**Your goal:**
Check each line of the entries below for the word "nuevas", and copy the lines that have it.

**Material provided:**
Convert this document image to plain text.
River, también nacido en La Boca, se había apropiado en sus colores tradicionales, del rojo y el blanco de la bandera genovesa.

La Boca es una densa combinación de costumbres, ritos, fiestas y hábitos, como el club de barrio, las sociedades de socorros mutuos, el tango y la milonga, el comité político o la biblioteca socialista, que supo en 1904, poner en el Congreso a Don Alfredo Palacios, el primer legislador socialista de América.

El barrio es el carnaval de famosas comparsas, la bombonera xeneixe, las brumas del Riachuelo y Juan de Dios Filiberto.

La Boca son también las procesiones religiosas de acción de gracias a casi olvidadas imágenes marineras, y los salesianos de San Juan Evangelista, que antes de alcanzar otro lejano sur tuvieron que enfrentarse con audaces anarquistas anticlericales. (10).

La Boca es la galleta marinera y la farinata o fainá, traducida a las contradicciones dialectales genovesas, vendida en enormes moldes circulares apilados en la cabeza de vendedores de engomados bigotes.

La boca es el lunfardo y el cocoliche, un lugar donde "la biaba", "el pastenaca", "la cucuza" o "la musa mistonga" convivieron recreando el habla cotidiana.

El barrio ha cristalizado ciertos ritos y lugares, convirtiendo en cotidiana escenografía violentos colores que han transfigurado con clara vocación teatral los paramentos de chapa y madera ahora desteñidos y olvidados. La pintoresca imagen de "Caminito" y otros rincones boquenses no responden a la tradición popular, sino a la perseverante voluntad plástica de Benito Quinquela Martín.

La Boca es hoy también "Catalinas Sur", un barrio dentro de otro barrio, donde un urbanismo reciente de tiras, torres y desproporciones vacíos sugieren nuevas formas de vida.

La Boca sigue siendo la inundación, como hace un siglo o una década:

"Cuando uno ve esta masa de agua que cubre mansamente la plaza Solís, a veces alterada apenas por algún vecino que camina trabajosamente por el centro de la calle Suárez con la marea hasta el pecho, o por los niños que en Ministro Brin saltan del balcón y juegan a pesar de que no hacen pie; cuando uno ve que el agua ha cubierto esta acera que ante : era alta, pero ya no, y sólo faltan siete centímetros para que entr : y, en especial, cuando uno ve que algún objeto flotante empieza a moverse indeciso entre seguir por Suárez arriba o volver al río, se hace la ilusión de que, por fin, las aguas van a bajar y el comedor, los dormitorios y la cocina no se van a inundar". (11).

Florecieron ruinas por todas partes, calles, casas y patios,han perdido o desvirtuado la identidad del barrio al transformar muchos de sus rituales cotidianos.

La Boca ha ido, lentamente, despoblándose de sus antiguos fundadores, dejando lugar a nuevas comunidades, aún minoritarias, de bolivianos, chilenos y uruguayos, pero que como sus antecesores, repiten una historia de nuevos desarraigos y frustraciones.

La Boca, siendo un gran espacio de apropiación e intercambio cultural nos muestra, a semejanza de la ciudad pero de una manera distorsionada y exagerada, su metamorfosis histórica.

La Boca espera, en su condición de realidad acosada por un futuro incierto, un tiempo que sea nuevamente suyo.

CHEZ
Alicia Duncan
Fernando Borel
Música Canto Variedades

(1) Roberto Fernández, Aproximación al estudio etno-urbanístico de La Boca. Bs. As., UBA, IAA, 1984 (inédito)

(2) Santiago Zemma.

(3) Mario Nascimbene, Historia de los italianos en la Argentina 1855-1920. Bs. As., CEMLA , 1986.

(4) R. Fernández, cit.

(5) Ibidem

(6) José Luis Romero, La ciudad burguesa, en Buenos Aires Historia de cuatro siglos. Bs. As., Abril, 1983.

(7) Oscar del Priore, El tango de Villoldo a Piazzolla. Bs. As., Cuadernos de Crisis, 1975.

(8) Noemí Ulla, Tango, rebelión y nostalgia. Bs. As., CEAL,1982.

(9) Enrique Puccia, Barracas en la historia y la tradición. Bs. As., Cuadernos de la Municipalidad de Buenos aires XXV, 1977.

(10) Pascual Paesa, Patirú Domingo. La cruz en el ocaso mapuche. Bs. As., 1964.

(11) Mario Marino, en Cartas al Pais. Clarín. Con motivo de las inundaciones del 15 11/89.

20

**Your solution:**
La Boca es hoy también "Catalinas Sur", un barrio dentro de otro barrio, donde un urbanismo reciente de tiras, torres y desproporciones vacíos sugieren nuevas formas de vida.
La Boca ha ido, lentamente, despoblándose de sus antiguos fundadores, dejando lugar a nuevas comunidades, aún minoritarias, de bolivianos, chilenos y uruguayos, pero que como sus antecesores, repiten una historia de nuevos desarraigos y frustraciones.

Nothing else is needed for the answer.